**EXERCISE PROMPT:** Print the whole listing exactly.

-- start EXCERPTED RECORDS --

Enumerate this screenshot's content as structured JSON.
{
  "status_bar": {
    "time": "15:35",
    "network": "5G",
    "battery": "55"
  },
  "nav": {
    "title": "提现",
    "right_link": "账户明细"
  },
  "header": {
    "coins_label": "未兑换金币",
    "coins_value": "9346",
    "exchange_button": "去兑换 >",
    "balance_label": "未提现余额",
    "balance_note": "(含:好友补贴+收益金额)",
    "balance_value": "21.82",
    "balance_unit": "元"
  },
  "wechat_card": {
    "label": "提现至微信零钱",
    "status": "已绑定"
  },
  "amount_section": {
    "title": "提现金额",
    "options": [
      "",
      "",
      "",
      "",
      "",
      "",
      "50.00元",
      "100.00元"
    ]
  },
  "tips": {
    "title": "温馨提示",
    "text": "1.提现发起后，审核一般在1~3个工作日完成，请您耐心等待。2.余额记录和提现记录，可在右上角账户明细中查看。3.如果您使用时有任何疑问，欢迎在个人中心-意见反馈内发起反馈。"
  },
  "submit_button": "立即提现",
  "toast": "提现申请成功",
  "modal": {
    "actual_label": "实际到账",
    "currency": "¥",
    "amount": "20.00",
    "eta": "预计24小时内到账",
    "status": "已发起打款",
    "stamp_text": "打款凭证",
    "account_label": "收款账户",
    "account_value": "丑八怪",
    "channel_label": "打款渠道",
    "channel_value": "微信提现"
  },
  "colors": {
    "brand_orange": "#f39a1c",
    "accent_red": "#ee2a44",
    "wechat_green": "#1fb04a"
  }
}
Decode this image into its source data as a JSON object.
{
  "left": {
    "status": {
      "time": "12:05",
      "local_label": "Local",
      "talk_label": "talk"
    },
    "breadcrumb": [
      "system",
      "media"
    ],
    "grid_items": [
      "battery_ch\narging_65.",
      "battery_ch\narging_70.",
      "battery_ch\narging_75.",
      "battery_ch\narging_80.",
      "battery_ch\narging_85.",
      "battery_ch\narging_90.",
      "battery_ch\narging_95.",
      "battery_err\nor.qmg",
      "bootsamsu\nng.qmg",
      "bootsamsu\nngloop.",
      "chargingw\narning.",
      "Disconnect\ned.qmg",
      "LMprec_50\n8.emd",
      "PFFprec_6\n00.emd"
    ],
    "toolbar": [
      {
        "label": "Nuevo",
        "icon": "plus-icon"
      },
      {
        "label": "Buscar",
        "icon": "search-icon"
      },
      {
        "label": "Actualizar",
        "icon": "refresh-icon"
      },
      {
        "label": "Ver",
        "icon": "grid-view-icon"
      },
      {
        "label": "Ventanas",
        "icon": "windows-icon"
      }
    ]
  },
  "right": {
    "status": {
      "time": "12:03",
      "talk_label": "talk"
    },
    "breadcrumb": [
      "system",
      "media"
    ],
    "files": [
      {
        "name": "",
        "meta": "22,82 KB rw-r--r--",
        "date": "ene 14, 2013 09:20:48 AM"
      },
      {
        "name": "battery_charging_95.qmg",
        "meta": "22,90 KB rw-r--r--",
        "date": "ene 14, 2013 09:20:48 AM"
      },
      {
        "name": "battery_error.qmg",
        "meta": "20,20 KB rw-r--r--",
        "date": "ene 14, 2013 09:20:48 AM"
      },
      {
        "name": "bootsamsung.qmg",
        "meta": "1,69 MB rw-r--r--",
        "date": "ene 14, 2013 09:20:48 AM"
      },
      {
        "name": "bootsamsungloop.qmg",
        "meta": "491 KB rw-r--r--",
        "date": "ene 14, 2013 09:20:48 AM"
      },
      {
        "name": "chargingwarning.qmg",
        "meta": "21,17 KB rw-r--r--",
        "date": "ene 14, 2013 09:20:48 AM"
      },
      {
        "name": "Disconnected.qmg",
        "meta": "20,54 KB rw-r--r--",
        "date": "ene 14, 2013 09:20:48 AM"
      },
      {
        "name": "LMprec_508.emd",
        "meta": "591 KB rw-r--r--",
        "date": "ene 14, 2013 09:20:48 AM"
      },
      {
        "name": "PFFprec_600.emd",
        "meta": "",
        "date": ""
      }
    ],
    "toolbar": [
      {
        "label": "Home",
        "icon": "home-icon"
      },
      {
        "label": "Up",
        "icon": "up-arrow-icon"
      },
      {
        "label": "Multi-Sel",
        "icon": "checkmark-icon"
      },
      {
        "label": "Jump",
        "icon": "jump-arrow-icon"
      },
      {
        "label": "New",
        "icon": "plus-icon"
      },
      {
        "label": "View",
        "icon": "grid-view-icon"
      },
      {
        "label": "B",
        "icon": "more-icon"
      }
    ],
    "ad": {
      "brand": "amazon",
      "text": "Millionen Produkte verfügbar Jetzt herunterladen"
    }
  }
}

-- end EXCERPTED RECORDS --

**THE COMPLETED TASK:**
Enumerate this screenshot's content as structured JSON.
{
  "status_bar": {
    "time": "15:35",
    "network": "5G",
    "battery": "55"
  },
  "nav": {
    "title": "提现",
    "right_link": "账户明细"
  },
  "header": {
    "coins_label": "未兑换金币",
    "coins_value": "9346",
    "exchange_button": "去兑换 >",
    "balance_label": "未提现余额",
    "balance_note": "(含:好友补贴+收益金额)",
    "balance_value": "21.82",
    "balance_unit": "元"
  },
  "wechat_card": {
    "label": "提现至微信零钱",
    "status": "已绑定"
  },
  "amount_section": {
    "title": "提现金额",
    "options": [
      "",
      "",
      "",
      "",
      "",
      "",
      "50.00元",
      "100.00元"
    ]
  },
  "tips": {
    "title": "温馨提示",
    "text": "1.提现发起后，审核一般在1~3个工作日完成，请您耐心等待。2.余额记录和提现记录，可在右上角账户明细中查看。3.如果您使用时有任何疑问，欢迎在个人中心-意见反馈内发起反馈。"
  },
  "submit_button": "立即提现",
  "toast": "提现申请成功",
  "modal": {
    "actual_label": "实际到账",
    "currency": "¥",
    "amount": "20.00",
    "eta": "预计24小时内到账",
    "status": "已发起打款",
    "stamp_text": "打款凭证",
    "account_label": "收款账户",
    "account_value": "丑八怪",
    "channel_label": "打款渠道",
    "channel_value": "微信提现"
  },
  "colors": {
    "brand_orange": "#f39a1c",
    "accent_red": "#ee2a44",
    "wechat_green": "#1fb04a"
  }
}
Decode this image into its source data as a JSON object.
{
  "left": {
    "status": {
      "time": "12:05",
      "local_label": "Local",
      "talk_label": "talk"
    },
    "breadcrumb": [
      "system",
      "media"
    ],
    "grid_items": [
      "battery_ch\narging_65.",
      "battery_ch\narging_70.",
      "battery_ch\narging_75.",
      "battery_ch\narging_80.",
      "battery_ch\narging_85.",
      "battery_ch\narging_90.",
      "battery_ch\narging_95.",
      "battery_err\nor.qmg",
      "bootsamsu\nng.qmg",
      "bootsamsu\nngloop.",
      "chargingw\narning.",
      "Disconnect\ned.qmg",
      "LMprec_50\n8.emd",
      "PFFprec_6\n00.emd"
    ],
    "toolbar": [
      {
        "label": "Nuevo",
        "icon": "plus-icon"
      },
      {
        "label": "Buscar",
        "icon": "search-icon"
      },
      {
        "label": "Actualizar",
        "icon": "refresh-icon"
      },
      {
        "label": "Ver",
        "icon": "grid-view-icon"
      },
      {
        "label": "Ventanas",
        "icon": "windows-icon"
      }
    ]
  },
  "right": {
    "status": {
      "time": "12:03",
      "talk_label": "talk"
    },
    "breadcrumb": [
      "system",
      "media"
    ],
    "files": [
      {
        "name": "",
        "meta": "22,82 KB rw-r--r--",
        "date": "ene 14, 2013 09:20:48 AM"
      },
      {
        "name": "battery_charging_95.qmg",
        "meta": "22,90 KB rw-r--r--",
        "date": "ene 14, 2013 09:20:48 AM"
      },
      {
        "name": "battery_error.qmg",
        "meta": "20,20 KB rw-r--r--",
        "date": "ene 14, 2013 09:20:48 AM"
      },
      {
        "name": "bootsamsung.qmg",
        "meta": "1,69 MB rw-r--r--",
        "date": "ene 14, 2013 09:20:48 AM"
      },
      {
        "name": "bootsamsungloop.qmg",
        "meta": "491 KB rw-r--r--",
        "date": "ene 14, 2013 09:20:48 AM"
      },
      {
        "name": "chargingwarning.qmg",
        "meta": "21,17 KB rw-r--r--",
        "date": "ene 14, 2013 09:20:48 AM"
      },
      {
        "name": "Disconnected.qmg",
        "meta": "20,54 KB rw-r--r--",
        "date": "ene 14, 2013 09:20:48 AM"
      },
      {
        "name": "LMprec_508.emd",
        "meta": "591 KB rw-r--r--",
        "date": "ene 14, 2013 09:20:48 AM"
      },
      {
        "name": "PFFprec_600.emd",
        "meta": "",
        "date": ""
      }
    ],
    "toolbar": [
      {
        "label": "Home",
        "icon": "home-icon"
      },
      {
        "label": "Up",
        "icon": "up-arrow-icon"
      },
      {
        "label": "Multi-Sel",
        "icon": "checkmark-icon"
      },
      {
        "label": "Jump",
        "icon": "jump-arrow-icon"
      },
      {
        "label": "New",
        "icon": "plus-icon"
      },
      {
        "label": "View",
        "icon": "grid-view-icon"
      },
      {
        "label": "B",
        "icon": "more-icon"
      }
    ],
    "ad": {
      "brand": "amazon",
      "text": "Millionen Produkte verfügbar Jetzt herunterladen"
    }
  }
}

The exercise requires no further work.